(EXERCISE INSTRUCTIONS)
All the data must come back unchanged, except that pictures are left out.

(RAW DATA)
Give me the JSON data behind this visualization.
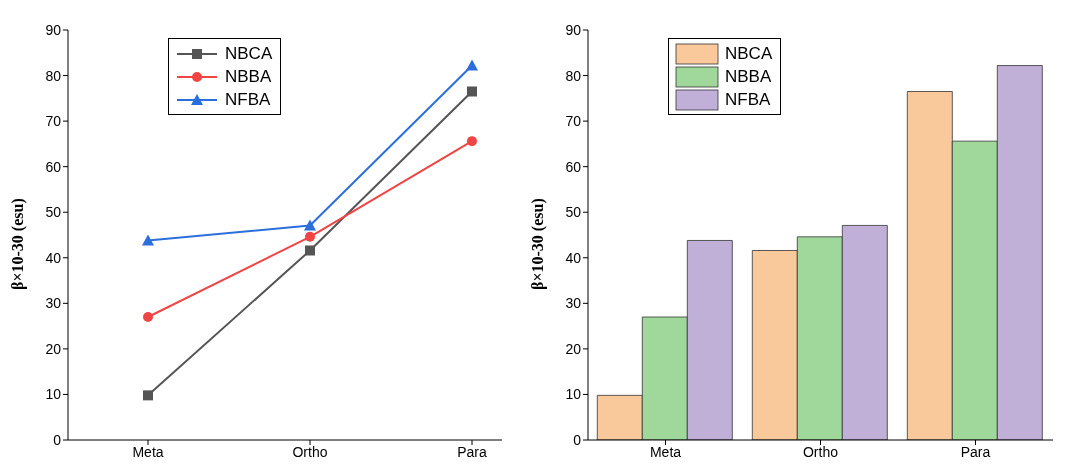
{
  "chart_data": [
    {
      "type": "line",
      "ylabel": "β×10-30 (esu)",
      "categories": [
        "Meta",
        "Ortho",
        "Para"
      ],
      "ylim": [
        0,
        90
      ],
      "yticks": [
        0,
        10,
        20,
        30,
        40,
        50,
        60,
        70,
        80,
        90
      ],
      "legend": "top left",
      "grid": false,
      "series": [
        {
          "name": "NBCA",
          "color": "#555555",
          "marker": "square",
          "values": [
            9.8,
            41.6,
            76.5
          ]
        },
        {
          "name": "NBBA",
          "color": "#f04545",
          "marker": "circle",
          "values": [
            27.0,
            44.6,
            65.6
          ]
        },
        {
          "name": "NFBA",
          "color": "#2b6fdc",
          "marker": "triangle",
          "values": [
            43.8,
            47.1,
            82.2
          ]
        }
      ]
    },
    {
      "type": "bar",
      "ylabel": "β×10-30 (esu)",
      "categories": [
        "Meta",
        "Ortho",
        "Para"
      ],
      "ylim": [
        0,
        90
      ],
      "yticks": [
        0,
        10,
        20,
        30,
        40,
        50,
        60,
        70,
        80,
        90
      ],
      "legend": "top left",
      "grid": false,
      "series": [
        {
          "name": "NBCA",
          "color": "#f9c89b",
          "values": [
            9.8,
            41.6,
            76.5
          ]
        },
        {
          "name": "NBBA",
          "color": "#9fd89a",
          "values": [
            27.0,
            44.6,
            65.6
          ]
        },
        {
          "name": "NFBA",
          "color": "#c0afd6",
          "values": [
            43.8,
            47.1,
            82.2
          ]
        }
      ]
    }
  ]
}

(SOLUTION)
Give me the JSON data behind this visualization.
{
  "chart_data": [
    {
      "type": "line",
      "ylabel": "β×10-30 (esu)",
      "categories": [
        "Meta",
        "Ortho",
        "Para"
      ],
      "ylim": [
        0,
        90
      ],
      "yticks": [
        0,
        10,
        20,
        30,
        40,
        50,
        60,
        70,
        80,
        90
      ],
      "legend": "top left",
      "grid": false,
      "series": [
        {
          "name": "NBCA",
          "color": "#555555",
          "marker": "square",
          "values": [
            9.8,
            41.6,
            76.5
          ]
        },
        {
          "name": "NBBA",
          "color": "#f04545",
          "marker": "circle",
          "values": [
            27.0,
            44.6,
            65.6
          ]
        },
        {
          "name": "NFBA",
          "color": "#2b6fdc",
          "marker": "triangle",
          "values": [
            43.8,
            47.1,
            82.2
          ]
        }
      ]
    },
    {
      "type": "bar",
      "ylabel": "β×10-30 (esu)",
      "categories": [
        "Meta",
        "Ortho",
        "Para"
      ],
      "ylim": [
        0,
        90
      ],
      "yticks": [
        0,
        10,
        20,
        30,
        40,
        50,
        60,
        70,
        80,
        90
      ],
      "legend": "top left",
      "grid": false,
      "series": [
        {
          "name": "NBCA",
          "color": "#f9c89b",
          "values": [
            9.8,
            41.6,
            76.5
          ]
        },
        {
          "name": "NBBA",
          "color": "#9fd89a",
          "values": [
            27.0,
            44.6,
            65.6
          ]
        },
        {
          "name": "NFBA",
          "color": "#c0afd6",
          "values": [
            43.8,
            47.1,
            82.2
          ]
        }
      ]
    }
  ]
}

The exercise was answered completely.